* [Exercise brief]: Check each line of the entries below for the string "Short" and state how many lines have it, with no other text.

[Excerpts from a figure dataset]

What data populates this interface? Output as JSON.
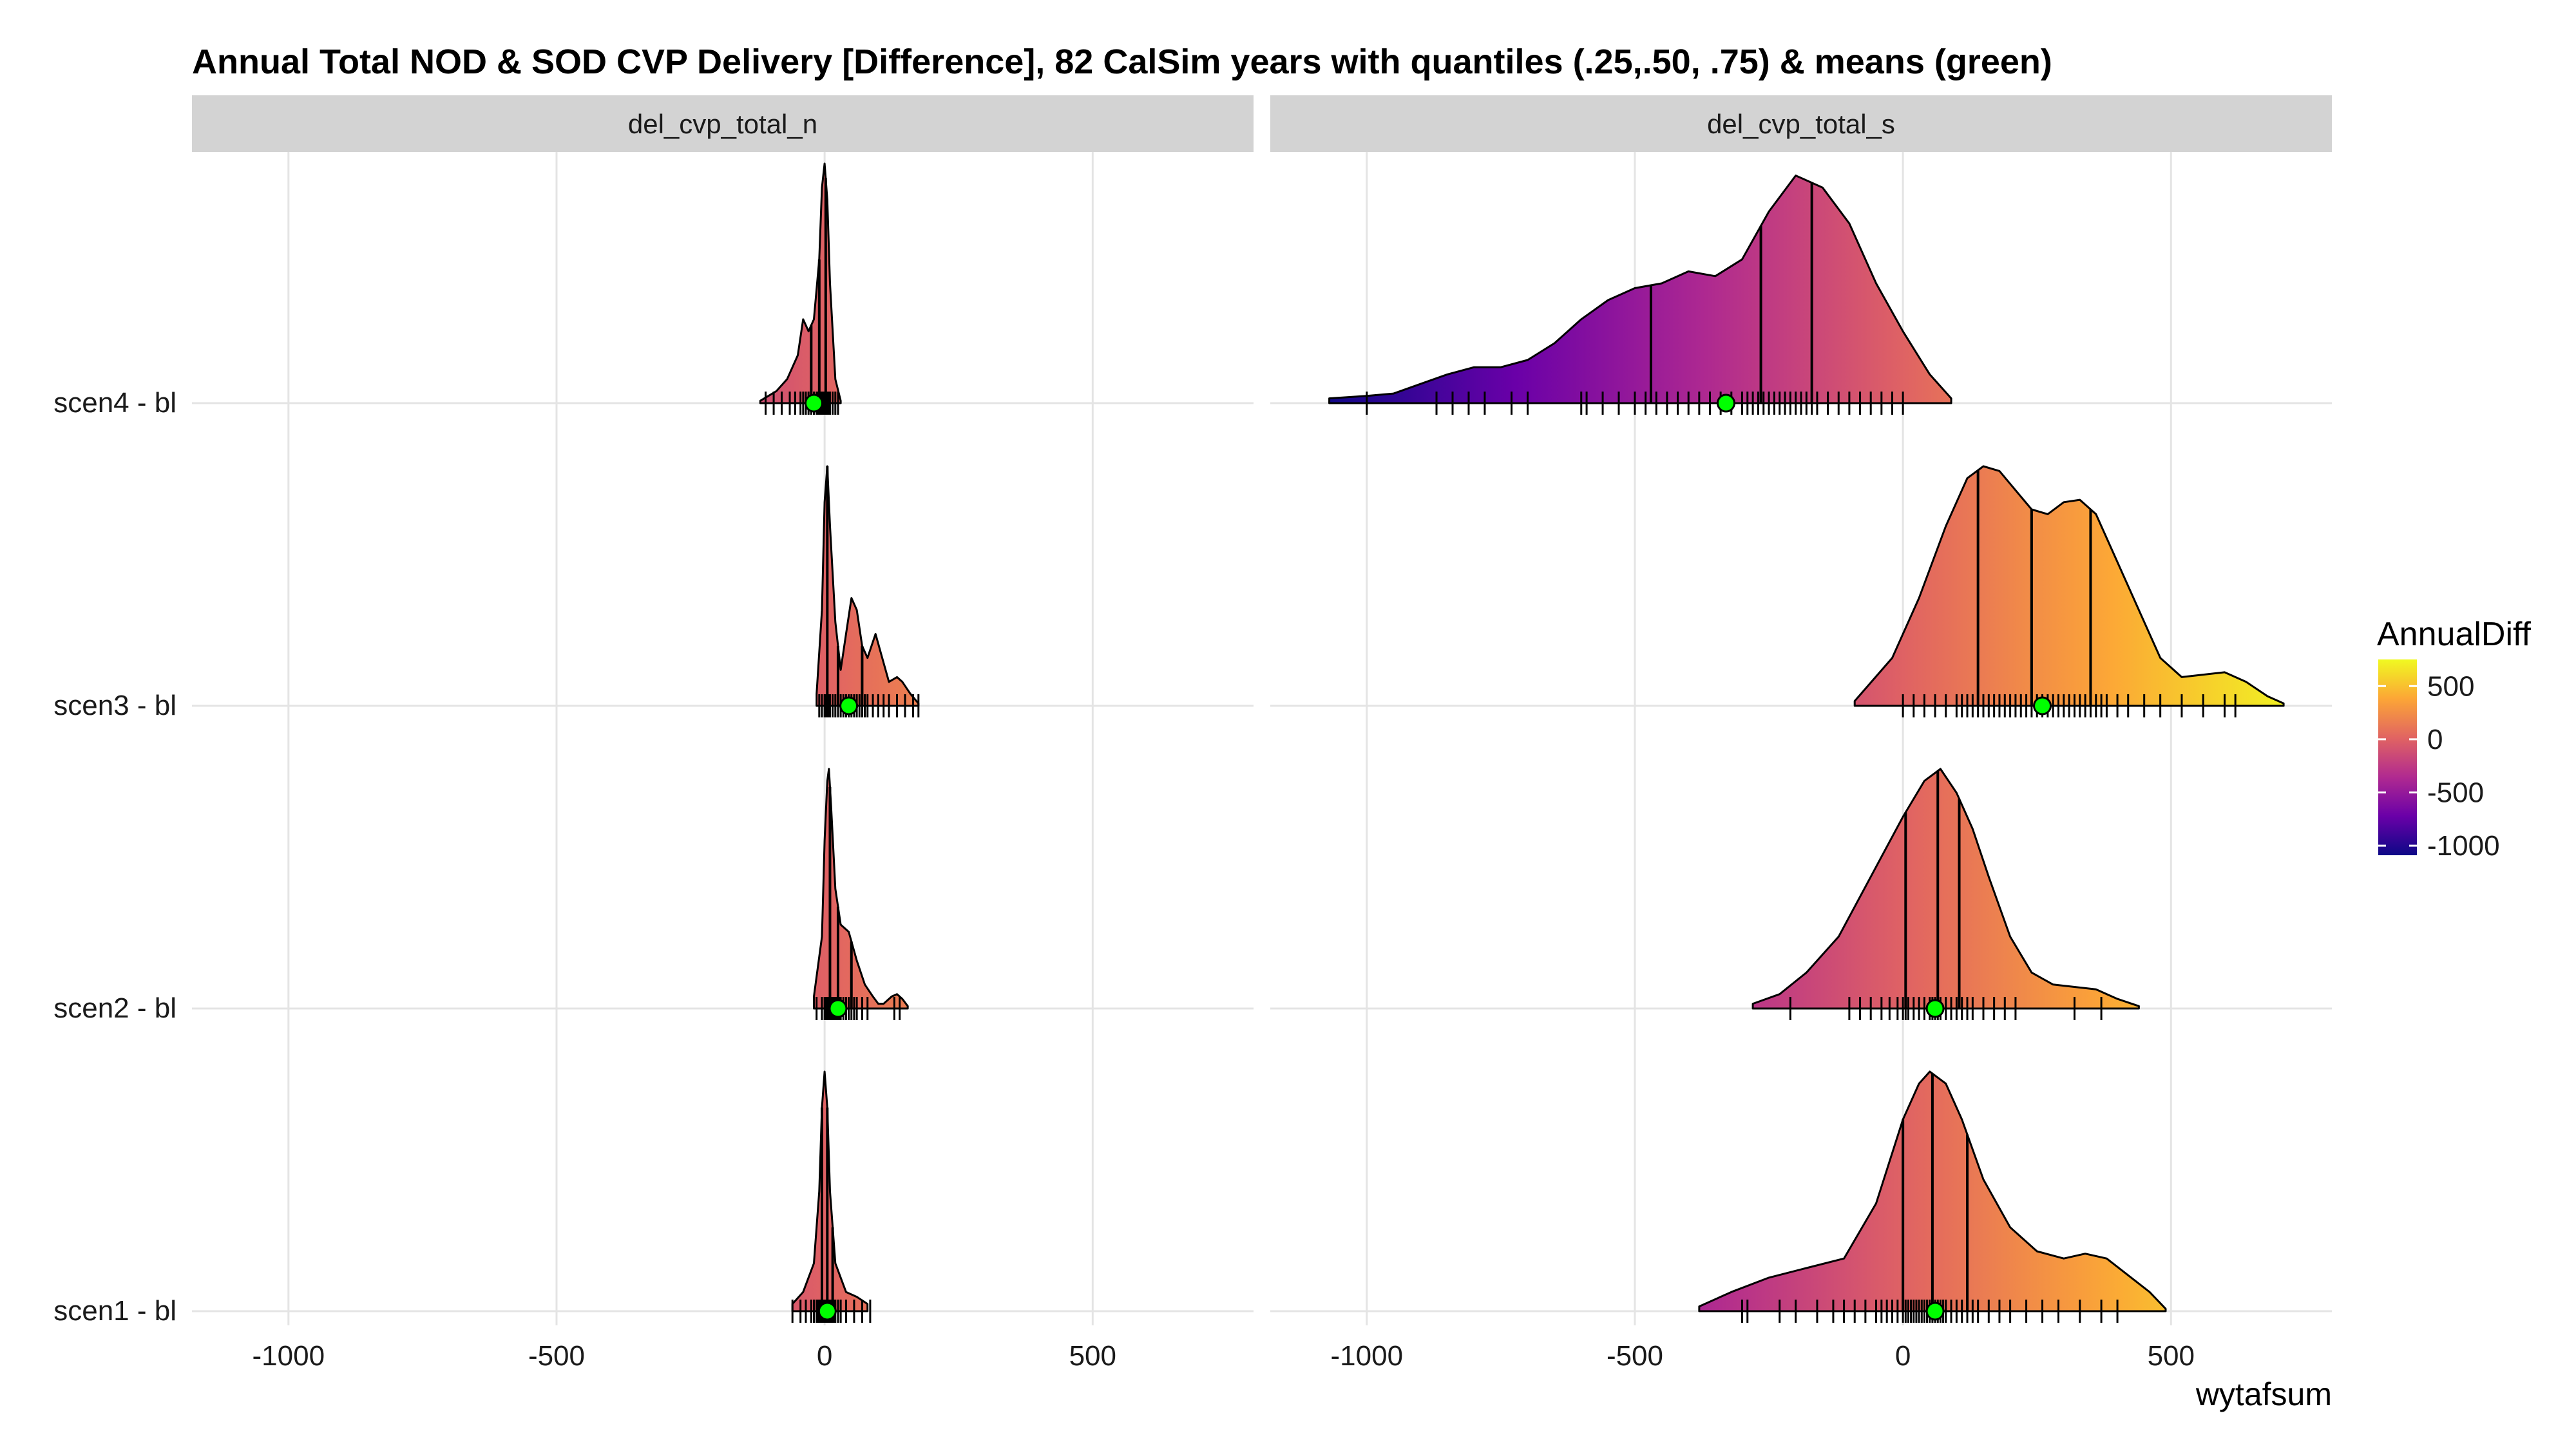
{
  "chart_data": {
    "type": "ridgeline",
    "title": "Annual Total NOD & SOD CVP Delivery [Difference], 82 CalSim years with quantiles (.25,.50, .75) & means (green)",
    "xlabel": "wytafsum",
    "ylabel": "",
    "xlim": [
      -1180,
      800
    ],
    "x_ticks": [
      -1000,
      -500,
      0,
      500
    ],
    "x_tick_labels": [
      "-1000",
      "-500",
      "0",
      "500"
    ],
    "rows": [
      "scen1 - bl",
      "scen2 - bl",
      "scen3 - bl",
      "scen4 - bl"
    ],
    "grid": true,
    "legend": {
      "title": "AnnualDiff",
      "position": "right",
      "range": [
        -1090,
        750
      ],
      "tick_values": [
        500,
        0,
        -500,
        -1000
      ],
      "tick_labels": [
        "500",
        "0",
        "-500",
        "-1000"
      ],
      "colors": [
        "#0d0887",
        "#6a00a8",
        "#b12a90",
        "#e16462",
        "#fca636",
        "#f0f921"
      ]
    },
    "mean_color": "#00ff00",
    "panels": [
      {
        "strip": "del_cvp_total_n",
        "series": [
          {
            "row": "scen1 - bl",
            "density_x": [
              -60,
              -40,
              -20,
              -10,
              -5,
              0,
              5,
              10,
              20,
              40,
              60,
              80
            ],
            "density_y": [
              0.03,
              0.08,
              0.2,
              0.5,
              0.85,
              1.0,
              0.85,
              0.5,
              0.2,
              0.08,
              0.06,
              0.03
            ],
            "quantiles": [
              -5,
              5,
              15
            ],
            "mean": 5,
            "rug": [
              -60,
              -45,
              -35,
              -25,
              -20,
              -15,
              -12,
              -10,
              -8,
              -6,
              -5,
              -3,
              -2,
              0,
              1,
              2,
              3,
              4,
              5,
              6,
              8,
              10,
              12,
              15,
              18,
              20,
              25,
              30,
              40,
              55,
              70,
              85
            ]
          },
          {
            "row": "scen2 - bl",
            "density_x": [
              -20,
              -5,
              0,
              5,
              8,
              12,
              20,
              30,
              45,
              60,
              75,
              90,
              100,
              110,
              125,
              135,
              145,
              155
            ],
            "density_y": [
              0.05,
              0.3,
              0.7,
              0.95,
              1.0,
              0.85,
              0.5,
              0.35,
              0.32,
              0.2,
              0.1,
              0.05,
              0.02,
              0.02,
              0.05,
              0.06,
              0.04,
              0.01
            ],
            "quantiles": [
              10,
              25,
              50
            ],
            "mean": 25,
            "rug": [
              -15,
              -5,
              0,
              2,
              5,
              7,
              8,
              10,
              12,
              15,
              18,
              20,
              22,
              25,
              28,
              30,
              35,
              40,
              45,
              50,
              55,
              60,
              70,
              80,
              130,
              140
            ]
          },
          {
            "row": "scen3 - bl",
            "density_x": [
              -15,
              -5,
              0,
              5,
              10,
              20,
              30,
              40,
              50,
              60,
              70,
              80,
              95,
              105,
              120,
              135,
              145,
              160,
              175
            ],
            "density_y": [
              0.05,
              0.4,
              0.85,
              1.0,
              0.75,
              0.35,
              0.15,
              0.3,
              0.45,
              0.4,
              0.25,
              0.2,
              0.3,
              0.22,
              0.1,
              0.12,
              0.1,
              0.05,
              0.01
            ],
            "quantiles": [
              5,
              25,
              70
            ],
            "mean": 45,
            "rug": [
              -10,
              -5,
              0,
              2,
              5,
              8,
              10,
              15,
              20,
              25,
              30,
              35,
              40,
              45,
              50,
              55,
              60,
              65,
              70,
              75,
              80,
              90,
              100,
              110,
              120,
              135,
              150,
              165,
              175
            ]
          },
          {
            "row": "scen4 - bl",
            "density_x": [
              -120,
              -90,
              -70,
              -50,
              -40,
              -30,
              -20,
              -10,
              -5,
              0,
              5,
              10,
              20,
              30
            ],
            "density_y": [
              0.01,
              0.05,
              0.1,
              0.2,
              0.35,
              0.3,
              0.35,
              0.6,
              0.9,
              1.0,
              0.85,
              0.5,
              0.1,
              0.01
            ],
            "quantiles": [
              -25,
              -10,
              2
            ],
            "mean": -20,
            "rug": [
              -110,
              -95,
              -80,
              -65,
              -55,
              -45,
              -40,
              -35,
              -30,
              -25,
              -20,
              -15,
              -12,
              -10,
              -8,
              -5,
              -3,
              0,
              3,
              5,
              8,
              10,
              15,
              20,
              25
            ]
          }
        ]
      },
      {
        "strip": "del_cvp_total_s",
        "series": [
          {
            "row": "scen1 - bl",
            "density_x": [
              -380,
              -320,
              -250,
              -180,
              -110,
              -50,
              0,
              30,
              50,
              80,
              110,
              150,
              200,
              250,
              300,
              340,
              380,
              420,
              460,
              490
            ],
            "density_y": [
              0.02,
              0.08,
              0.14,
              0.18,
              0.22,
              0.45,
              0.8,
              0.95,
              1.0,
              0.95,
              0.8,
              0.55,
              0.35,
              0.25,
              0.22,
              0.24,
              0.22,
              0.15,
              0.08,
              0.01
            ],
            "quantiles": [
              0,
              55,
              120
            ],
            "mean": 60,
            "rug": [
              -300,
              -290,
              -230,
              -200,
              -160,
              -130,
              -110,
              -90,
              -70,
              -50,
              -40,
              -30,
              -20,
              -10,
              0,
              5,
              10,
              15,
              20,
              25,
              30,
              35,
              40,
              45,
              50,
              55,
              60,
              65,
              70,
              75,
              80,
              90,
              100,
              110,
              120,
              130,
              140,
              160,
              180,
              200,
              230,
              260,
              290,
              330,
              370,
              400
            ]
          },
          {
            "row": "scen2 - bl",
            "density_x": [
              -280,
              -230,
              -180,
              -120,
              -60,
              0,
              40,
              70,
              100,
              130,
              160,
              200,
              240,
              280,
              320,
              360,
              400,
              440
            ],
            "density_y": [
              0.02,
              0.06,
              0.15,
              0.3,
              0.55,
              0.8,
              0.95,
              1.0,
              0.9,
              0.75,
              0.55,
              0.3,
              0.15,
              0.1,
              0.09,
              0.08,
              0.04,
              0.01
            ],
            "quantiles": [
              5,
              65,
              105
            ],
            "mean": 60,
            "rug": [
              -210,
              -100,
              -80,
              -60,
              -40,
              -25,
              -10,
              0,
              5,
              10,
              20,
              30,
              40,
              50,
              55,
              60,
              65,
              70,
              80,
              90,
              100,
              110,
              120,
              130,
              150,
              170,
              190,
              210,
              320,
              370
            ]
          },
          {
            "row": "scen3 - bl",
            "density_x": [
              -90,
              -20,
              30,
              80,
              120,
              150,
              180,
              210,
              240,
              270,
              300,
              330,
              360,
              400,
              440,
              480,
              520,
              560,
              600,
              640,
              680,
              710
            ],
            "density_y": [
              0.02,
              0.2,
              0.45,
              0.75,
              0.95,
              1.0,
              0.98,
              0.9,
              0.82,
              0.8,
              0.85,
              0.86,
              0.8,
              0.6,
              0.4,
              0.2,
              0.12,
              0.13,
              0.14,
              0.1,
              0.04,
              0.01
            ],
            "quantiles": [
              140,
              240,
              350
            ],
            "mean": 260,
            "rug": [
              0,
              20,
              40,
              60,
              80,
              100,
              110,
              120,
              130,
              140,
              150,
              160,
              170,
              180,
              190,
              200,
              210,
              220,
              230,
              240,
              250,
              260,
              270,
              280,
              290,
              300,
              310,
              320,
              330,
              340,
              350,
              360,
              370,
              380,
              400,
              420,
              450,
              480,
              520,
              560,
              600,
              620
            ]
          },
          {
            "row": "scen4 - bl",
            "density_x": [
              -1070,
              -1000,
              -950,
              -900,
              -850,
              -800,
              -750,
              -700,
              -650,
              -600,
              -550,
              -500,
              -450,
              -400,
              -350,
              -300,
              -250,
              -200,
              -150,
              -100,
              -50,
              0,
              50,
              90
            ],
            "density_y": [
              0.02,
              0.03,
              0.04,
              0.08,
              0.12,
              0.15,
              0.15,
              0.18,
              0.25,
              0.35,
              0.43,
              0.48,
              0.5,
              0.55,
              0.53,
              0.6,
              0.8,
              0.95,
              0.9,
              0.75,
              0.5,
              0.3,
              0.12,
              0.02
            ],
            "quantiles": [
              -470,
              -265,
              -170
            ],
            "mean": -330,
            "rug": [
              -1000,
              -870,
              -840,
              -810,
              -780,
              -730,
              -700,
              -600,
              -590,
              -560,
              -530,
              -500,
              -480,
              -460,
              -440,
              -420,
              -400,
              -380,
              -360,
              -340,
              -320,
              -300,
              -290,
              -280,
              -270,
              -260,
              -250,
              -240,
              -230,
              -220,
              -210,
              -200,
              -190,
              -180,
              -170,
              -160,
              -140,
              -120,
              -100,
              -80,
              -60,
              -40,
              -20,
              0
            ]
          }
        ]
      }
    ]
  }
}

...

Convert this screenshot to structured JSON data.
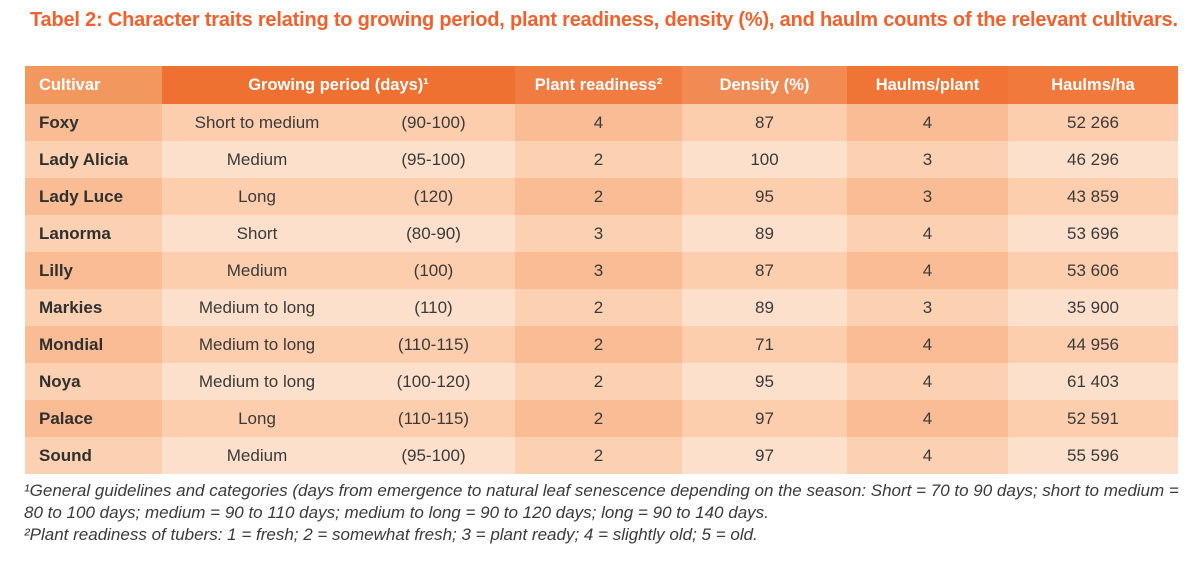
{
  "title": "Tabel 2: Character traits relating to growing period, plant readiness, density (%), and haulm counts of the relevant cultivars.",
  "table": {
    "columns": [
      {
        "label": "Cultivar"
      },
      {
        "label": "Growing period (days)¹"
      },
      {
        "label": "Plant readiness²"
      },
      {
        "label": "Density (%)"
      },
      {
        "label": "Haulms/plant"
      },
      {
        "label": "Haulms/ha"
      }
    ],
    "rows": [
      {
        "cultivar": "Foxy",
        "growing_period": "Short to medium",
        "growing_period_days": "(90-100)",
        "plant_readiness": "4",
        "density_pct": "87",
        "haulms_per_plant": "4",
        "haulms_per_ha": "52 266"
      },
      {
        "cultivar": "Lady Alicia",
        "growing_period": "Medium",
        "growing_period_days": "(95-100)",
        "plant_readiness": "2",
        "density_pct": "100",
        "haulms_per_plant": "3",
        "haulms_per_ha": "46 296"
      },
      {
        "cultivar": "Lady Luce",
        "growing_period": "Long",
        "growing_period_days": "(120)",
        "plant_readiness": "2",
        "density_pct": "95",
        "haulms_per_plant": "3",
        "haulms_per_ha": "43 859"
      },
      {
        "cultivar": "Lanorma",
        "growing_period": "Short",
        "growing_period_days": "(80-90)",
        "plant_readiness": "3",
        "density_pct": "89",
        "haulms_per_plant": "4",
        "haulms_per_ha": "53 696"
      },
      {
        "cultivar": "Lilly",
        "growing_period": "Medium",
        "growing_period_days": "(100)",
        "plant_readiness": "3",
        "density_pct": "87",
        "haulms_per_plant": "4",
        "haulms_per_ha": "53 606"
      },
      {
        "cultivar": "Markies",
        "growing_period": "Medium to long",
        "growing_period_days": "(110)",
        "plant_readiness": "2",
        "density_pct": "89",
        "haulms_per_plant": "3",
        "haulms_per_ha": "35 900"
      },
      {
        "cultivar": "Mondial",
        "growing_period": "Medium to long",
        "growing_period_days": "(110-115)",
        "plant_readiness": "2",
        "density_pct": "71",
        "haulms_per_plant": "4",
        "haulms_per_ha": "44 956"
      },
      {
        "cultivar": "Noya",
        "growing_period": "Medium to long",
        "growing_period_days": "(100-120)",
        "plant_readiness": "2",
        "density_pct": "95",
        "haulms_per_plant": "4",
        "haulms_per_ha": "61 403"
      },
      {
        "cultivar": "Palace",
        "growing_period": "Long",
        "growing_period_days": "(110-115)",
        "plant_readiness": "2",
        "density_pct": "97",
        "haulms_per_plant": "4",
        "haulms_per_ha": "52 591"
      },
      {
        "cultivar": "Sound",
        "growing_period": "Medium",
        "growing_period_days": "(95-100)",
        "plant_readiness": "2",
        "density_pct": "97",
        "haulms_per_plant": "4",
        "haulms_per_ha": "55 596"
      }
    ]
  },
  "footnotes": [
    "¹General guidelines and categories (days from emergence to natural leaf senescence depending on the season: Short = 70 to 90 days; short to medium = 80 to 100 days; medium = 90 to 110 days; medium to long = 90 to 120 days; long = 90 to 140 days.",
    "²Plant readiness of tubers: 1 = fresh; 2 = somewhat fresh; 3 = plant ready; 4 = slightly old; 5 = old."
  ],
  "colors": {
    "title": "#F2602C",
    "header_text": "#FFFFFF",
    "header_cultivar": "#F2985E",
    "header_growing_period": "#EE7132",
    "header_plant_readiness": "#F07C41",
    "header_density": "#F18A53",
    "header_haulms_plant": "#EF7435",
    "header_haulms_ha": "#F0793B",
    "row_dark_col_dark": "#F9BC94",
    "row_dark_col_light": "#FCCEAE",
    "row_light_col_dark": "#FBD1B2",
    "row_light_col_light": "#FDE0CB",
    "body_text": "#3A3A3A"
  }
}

* [Full solution]: 3